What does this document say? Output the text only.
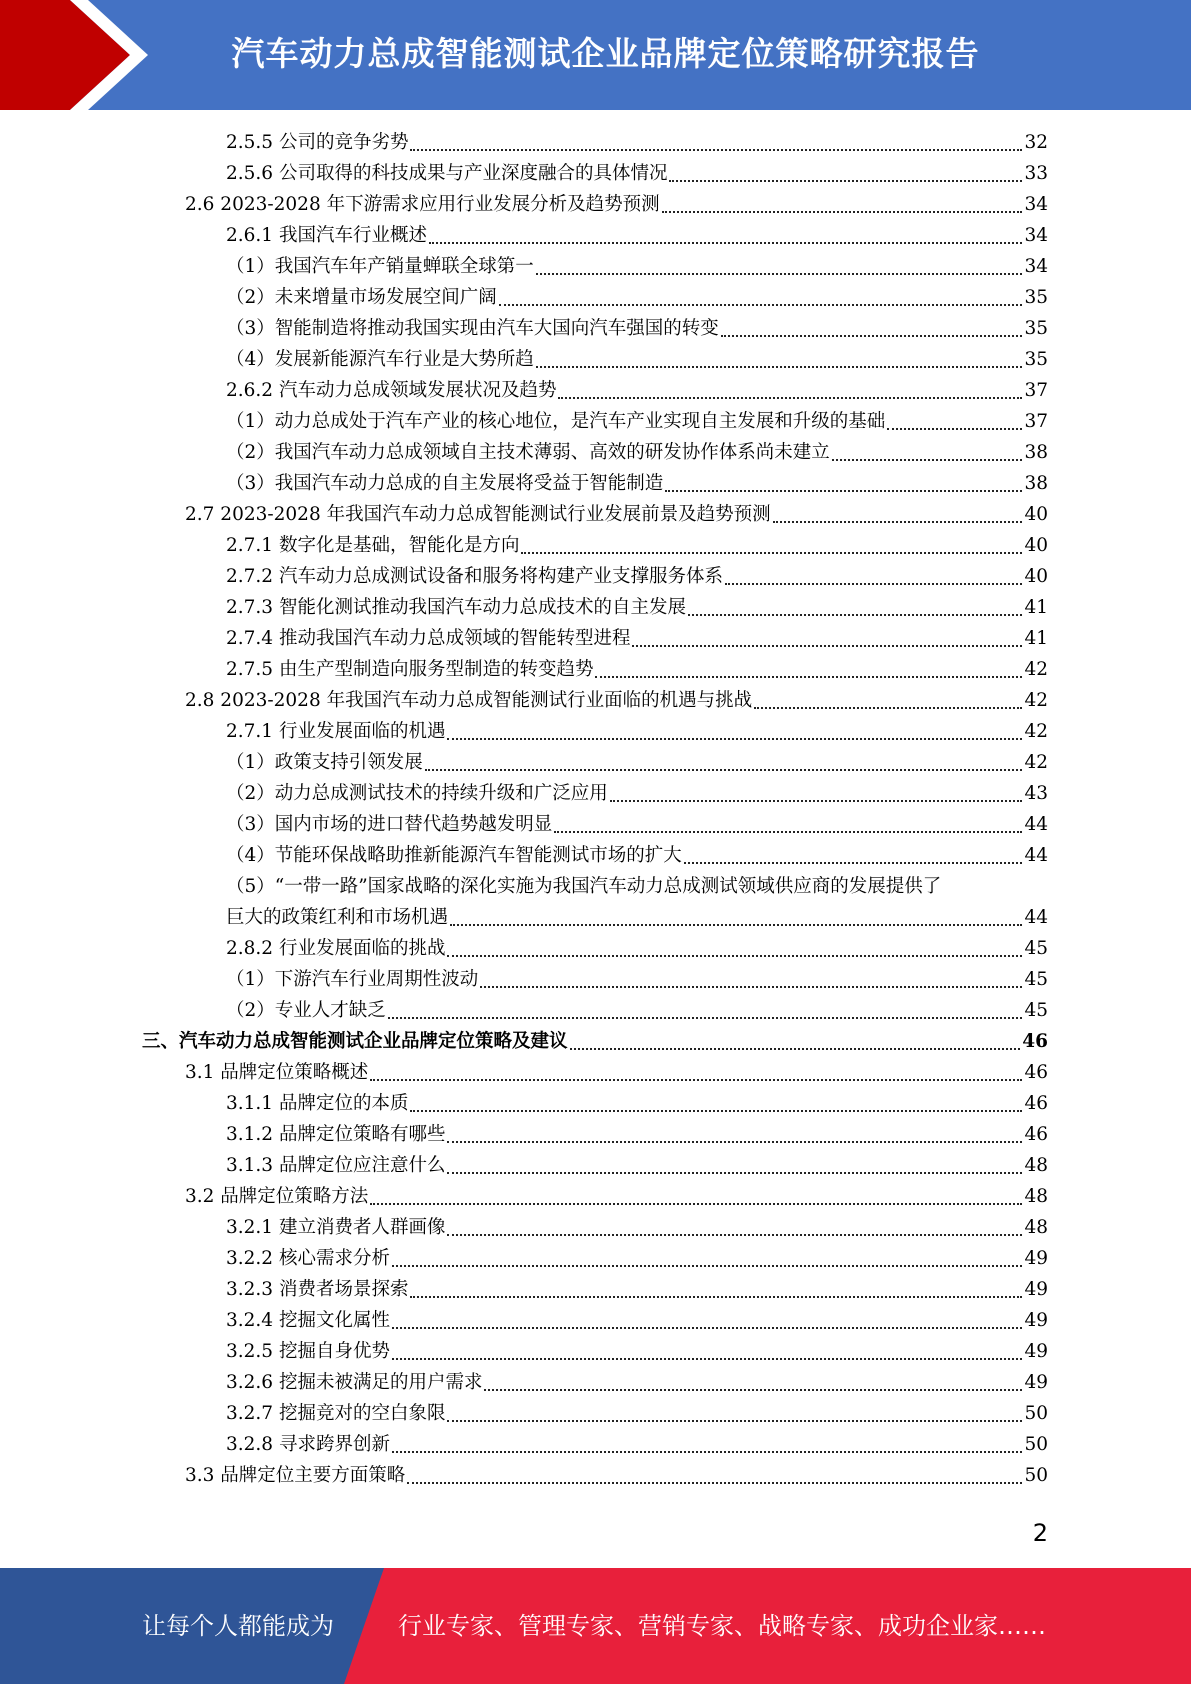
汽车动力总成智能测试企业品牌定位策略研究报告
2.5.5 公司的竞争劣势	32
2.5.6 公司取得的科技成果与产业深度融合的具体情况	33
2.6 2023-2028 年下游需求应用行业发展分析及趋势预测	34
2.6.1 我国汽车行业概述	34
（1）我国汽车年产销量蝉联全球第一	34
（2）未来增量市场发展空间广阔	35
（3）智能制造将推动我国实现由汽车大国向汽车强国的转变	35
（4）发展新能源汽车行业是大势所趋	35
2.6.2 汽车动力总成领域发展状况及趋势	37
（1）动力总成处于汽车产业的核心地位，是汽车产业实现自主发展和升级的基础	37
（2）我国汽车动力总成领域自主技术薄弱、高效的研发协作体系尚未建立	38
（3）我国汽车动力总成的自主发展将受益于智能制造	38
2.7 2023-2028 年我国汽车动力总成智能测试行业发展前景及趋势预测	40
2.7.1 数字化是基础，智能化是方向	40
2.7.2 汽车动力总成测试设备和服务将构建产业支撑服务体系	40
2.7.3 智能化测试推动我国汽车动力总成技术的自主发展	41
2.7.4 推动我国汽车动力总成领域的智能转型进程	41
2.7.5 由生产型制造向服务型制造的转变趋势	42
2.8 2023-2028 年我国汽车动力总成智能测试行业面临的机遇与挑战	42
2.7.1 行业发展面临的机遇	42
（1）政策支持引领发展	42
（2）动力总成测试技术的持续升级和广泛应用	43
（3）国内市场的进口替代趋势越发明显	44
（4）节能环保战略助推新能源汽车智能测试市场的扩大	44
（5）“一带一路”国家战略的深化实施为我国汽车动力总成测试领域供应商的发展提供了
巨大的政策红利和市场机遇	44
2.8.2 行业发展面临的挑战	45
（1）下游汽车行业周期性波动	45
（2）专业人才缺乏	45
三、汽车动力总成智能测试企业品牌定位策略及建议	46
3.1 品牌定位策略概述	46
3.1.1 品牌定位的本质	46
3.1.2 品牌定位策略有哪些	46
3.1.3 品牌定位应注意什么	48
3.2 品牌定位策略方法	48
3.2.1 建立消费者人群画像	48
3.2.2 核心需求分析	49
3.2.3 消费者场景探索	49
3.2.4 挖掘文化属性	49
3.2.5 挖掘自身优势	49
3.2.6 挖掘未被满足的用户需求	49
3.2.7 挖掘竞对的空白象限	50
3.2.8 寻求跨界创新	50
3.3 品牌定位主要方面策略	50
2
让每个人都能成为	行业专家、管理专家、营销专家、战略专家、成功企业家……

_EXERCISE REQUIREMENTS_. Write out all the records again, exactly, minus any pictures.

_WRITTEN ANSWER_.
What does this document say? Output the text only.
汽车动力总成智能测试企业品牌定位策略研究报告
2.5.5 公司的竞争劣势	32
2.5.6 公司取得的科技成果与产业深度融合的具体情况	33
2.6 2023-2028 年下游需求应用行业发展分析及趋势预测	34
2.6.1 我国汽车行业概述	34
（1）我国汽车年产销量蝉联全球第一	34
（2）未来增量市场发展空间广阔	35
（3）智能制造将推动我国实现由汽车大国向汽车强国的转变	35
（4）发展新能源汽车行业是大势所趋	35
2.6.2 汽车动力总成领域发展状况及趋势	37
（1）动力总成处于汽车产业的核心地位，是汽车产业实现自主发展和升级的基础	37
（2）我国汽车动力总成领域自主技术薄弱、高效的研发协作体系尚未建立	38
（3）我国汽车动力总成的自主发展将受益于智能制造	38
2.7 2023-2028 年我国汽车动力总成智能测试行业发展前景及趋势预测	40
2.7.1 数字化是基础，智能化是方向	40
2.7.2 汽车动力总成测试设备和服务将构建产业支撑服务体系	40
2.7.3 智能化测试推动我国汽车动力总成技术的自主发展	41
2.7.4 推动我国汽车动力总成领域的智能转型进程	41
2.7.5 由生产型制造向服务型制造的转变趋势	42
2.8 2023-2028 年我国汽车动力总成智能测试行业面临的机遇与挑战	42
2.7.1 行业发展面临的机遇	42
（1）政策支持引领发展	42
（2）动力总成测试技术的持续升级和广泛应用	43
（3）国内市场的进口替代趋势越发明显	44
（4）节能环保战略助推新能源汽车智能测试市场的扩大	44
（5）“一带一路”国家战略的深化实施为我国汽车动力总成测试领域供应商的发展提供了
巨大的政策红利和市场机遇	44
2.8.2 行业发展面临的挑战	45
（1）下游汽车行业周期性波动	45
（2）专业人才缺乏	45
三、汽车动力总成智能测试企业品牌定位策略及建议	46
3.1 品牌定位策略概述	46
3.1.1 品牌定位的本质	46
3.1.2 品牌定位策略有哪些	46
3.1.3 品牌定位应注意什么	48
3.2 品牌定位策略方法	48
3.2.1 建立消费者人群画像	48
3.2.2 核心需求分析	49
3.2.3 消费者场景探索	49
3.2.4 挖掘文化属性	49
3.2.5 挖掘自身优势	49
3.2.6 挖掘未被满足的用户需求	49
3.2.7 挖掘竞对的空白象限	50
3.2.8 寻求跨界创新	50
3.3 品牌定位主要方面策略	50
2
让每个人都能成为	行业专家、管理专家、营销专家、战略专家、成功企业家……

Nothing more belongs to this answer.